Structured figure records:

'''

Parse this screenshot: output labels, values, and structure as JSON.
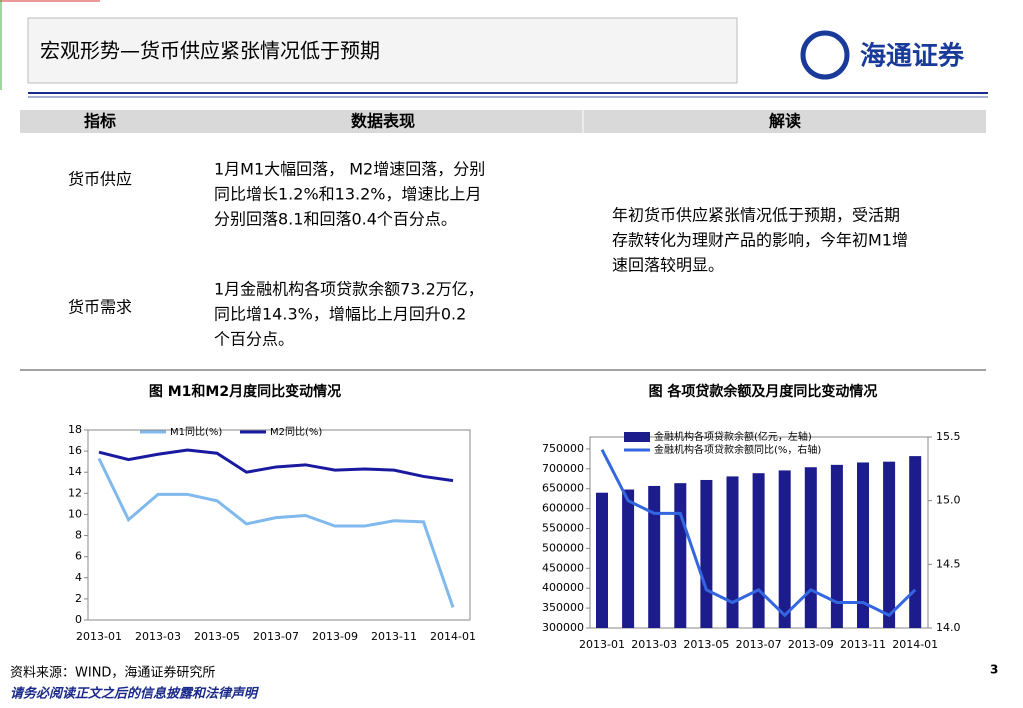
{
  "header": {
    "title": "宏观形势—货币供应紧张情况低于预期",
    "logo": "海通证券"
  },
  "table": {
    "headers": [
      "指标",
      "数据表现",
      "解读"
    ],
    "rows": [
      {
        "label": "货币供应",
        "lines": [
          "1月M1大幅回落， M2增速回落，分别",
          "同比增长1.2%和13.2%，增速比上月",
          "分别回落8.1和回落0.4个百分点。"
        ]
      },
      {
        "label": "货币需求",
        "lines": [
          "1月金融机构各项贷款余额73.2万亿，",
          "同比增14.3%，增幅比上月回升0.2",
          "个百分点。"
        ]
      }
    ],
    "note": [
      "年初货币供应紧张情况低于预期，受活期",
      "存款转化为理财产品的影响，今年初M1增",
      "速回落较明显。"
    ]
  },
  "chart_data": [
    {
      "type": "line",
      "title": "图  M1和M2月度同比变动情况",
      "categories": [
        "2013-01",
        null,
        "2013-03",
        null,
        "2013-05",
        null,
        "2013-07",
        null,
        "2013-09",
        null,
        "2013-11",
        null,
        "2014-01"
      ],
      "series": [
        {
          "name": "M1同比(%)",
          "color": "#80b9ee",
          "values": [
            15.3,
            9.5,
            11.9,
            11.9,
            11.3,
            9.1,
            9.7,
            9.9,
            8.9,
            8.9,
            9.4,
            9.3,
            1.2
          ]
        },
        {
          "name": "M2同比(%)",
          "color": "#1a1aa0",
          "values": [
            15.9,
            15.2,
            15.7,
            16.1,
            15.8,
            14.0,
            14.5,
            14.7,
            14.2,
            14.3,
            14.2,
            13.6,
            13.2
          ]
        }
      ],
      "ylim": [
        0,
        18
      ],
      "yticks": [
        0,
        2,
        4,
        6,
        8,
        10,
        12,
        14,
        16,
        18
      ]
    },
    {
      "type": "bar",
      "title": "图  各项贷款余额及月度同比变动情况",
      "categories": [
        "2013-01",
        null,
        "2013-03",
        null,
        "2013-05",
        null,
        "2013-07",
        null,
        "2013-09",
        null,
        "2013-11",
        null,
        "2014-01"
      ],
      "series": [
        {
          "name": "金融机构各项贷款余额(亿元，左轴)",
          "color": "#1c1c8c",
          "values": [
            640000,
            648000,
            657000,
            664000,
            672000,
            681000,
            689000,
            696000,
            704000,
            710000,
            716000,
            718000,
            732000
          ]
        },
        {
          "name": "金融机构各项贷款余额同比(%，右轴)",
          "color": "#3366e0",
          "axis": "y2",
          "values": [
            15.4,
            15.0,
            14.9,
            14.9,
            14.3,
            14.2,
            14.3,
            14.1,
            14.3,
            14.2,
            14.2,
            14.1,
            14.3
          ]
        }
      ],
      "ylim": [
        300000,
        780000
      ],
      "yticks": [
        300000,
        350000,
        400000,
        450000,
        500000,
        550000,
        600000,
        650000,
        700000,
        750000
      ],
      "y2lim": [
        14.0,
        15.5
      ],
      "y2ticks": [
        {
          "value": 14,
          "label": "14.0"
        },
        14.5,
        {
          "value": 15,
          "label": "15.0"
        },
        15.5
      ]
    }
  ],
  "footer": {
    "source": "资料来源：WIND，海通证券研究所",
    "disclaimer": "请务必阅读正文之后的信息披露和法律声明",
    "page": "3"
  }
}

'''

= Aim =
Above are the records. Copy every line in them holding "title".

= Expected output =
    "title": "宏观形势—货币供应紧张情况低于预期",
      "title": "图  M1和M2月度同比变动情况",
      "title": "图  各项贷款余额及月度同比变动情况",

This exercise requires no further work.